● **Requirements**
Find and copy lines holding "control".
+--
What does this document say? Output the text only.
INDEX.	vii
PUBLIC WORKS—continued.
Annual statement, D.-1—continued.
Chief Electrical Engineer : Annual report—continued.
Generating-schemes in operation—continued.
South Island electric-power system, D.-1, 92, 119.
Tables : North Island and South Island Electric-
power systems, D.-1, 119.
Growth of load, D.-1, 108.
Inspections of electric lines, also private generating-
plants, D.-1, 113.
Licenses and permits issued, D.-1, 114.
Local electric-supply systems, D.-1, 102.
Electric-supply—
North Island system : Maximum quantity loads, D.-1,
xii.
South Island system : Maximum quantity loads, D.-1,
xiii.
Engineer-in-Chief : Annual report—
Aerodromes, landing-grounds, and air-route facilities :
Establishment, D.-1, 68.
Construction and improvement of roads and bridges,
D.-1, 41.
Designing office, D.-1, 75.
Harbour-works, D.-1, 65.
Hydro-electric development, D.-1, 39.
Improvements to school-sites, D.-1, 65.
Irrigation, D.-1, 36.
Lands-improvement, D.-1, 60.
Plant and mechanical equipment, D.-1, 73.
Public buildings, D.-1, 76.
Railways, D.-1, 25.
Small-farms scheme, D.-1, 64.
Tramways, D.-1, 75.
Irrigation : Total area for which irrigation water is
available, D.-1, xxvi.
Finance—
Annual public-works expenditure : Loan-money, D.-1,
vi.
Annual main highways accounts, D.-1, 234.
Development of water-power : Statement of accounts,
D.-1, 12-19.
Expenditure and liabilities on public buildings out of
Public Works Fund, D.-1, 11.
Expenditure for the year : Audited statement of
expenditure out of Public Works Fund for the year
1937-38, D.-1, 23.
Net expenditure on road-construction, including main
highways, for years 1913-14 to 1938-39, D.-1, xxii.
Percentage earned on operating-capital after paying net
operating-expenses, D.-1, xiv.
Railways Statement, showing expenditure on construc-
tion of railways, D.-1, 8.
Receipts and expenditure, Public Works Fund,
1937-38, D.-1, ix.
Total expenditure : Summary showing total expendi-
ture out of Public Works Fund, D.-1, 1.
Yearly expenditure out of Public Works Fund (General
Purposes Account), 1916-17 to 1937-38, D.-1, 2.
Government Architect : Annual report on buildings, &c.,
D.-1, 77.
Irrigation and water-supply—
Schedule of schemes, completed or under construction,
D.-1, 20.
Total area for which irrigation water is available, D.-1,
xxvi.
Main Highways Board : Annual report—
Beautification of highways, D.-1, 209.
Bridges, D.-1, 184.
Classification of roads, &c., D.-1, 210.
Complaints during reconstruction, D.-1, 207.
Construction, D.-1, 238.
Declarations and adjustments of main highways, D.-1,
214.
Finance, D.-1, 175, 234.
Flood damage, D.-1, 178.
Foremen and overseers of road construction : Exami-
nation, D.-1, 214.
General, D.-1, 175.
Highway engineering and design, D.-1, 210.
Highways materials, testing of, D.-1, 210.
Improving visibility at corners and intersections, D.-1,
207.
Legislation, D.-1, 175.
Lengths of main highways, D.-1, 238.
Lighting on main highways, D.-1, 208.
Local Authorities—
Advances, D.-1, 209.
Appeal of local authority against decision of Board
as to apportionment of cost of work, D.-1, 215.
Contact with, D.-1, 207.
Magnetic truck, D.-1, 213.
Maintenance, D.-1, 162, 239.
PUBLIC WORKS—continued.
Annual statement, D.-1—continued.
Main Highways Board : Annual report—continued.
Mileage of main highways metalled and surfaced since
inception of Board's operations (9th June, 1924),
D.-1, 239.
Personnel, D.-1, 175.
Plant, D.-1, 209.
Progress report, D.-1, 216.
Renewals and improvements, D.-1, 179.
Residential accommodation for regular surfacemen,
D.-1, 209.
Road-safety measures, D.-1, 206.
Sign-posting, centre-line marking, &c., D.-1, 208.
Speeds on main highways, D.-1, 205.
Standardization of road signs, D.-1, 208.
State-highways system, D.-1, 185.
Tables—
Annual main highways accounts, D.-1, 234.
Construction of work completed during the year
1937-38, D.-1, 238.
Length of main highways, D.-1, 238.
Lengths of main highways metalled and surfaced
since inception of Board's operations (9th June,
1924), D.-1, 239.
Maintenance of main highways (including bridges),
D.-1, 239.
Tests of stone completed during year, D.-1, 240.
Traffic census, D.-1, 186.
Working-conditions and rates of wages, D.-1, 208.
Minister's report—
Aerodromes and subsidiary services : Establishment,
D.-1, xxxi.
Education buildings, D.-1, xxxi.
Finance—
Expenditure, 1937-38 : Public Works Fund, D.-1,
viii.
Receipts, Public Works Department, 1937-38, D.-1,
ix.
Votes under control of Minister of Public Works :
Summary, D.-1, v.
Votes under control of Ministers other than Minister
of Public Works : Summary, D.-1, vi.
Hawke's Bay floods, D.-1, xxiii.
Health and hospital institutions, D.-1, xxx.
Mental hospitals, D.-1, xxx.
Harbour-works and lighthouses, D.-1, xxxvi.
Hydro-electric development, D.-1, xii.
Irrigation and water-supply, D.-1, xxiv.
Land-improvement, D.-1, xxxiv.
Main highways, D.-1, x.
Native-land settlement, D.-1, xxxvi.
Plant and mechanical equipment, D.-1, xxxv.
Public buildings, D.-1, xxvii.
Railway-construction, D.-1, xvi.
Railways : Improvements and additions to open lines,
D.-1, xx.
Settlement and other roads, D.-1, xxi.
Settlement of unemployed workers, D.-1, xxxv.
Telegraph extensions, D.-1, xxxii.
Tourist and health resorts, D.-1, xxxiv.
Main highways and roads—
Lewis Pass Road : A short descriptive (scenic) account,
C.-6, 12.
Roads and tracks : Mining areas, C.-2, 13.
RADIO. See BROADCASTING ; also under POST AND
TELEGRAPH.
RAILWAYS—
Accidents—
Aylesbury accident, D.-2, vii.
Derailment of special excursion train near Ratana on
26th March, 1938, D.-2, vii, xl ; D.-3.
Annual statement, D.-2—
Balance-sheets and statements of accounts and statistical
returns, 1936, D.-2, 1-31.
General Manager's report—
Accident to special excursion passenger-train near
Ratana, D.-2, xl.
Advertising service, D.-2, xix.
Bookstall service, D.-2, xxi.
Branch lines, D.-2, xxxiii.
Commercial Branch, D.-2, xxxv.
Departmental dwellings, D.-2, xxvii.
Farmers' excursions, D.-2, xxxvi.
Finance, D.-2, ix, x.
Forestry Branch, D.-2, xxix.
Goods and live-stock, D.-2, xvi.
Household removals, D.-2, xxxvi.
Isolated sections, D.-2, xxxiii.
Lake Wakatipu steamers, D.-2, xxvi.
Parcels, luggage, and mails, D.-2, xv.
+--
● **Output for this task**
Votes under control of Minister of Public Works :
Votes under control of Ministers other than Minister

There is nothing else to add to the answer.